--- START Data for this exercise ---
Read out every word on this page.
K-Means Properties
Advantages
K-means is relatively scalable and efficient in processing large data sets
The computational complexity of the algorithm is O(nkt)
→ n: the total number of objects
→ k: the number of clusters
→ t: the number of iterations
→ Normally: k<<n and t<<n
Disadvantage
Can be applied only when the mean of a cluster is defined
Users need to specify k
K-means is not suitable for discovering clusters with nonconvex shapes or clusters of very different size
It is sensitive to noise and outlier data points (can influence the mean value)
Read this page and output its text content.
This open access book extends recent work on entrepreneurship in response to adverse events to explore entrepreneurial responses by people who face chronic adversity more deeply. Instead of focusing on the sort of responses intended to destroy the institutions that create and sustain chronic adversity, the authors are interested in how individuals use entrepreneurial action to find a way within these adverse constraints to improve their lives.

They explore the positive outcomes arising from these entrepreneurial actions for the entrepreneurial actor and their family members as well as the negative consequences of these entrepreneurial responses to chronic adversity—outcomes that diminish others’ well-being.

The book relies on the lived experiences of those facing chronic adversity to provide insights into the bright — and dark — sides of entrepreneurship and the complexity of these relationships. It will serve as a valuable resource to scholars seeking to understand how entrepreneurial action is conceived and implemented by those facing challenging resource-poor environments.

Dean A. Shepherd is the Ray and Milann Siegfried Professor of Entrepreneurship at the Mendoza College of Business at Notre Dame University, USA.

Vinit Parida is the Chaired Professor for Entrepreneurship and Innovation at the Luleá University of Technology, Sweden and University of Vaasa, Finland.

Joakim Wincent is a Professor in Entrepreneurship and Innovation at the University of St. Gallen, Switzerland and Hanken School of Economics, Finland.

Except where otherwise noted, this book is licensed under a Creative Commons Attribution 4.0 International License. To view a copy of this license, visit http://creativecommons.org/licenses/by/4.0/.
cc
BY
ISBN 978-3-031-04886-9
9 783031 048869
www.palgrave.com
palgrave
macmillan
--- END Data for this exercise ---
Go through the records above and copy every line with the word "number".

→ n: the total number of objects
→ k: the number of clusters
→ t: the number of iterations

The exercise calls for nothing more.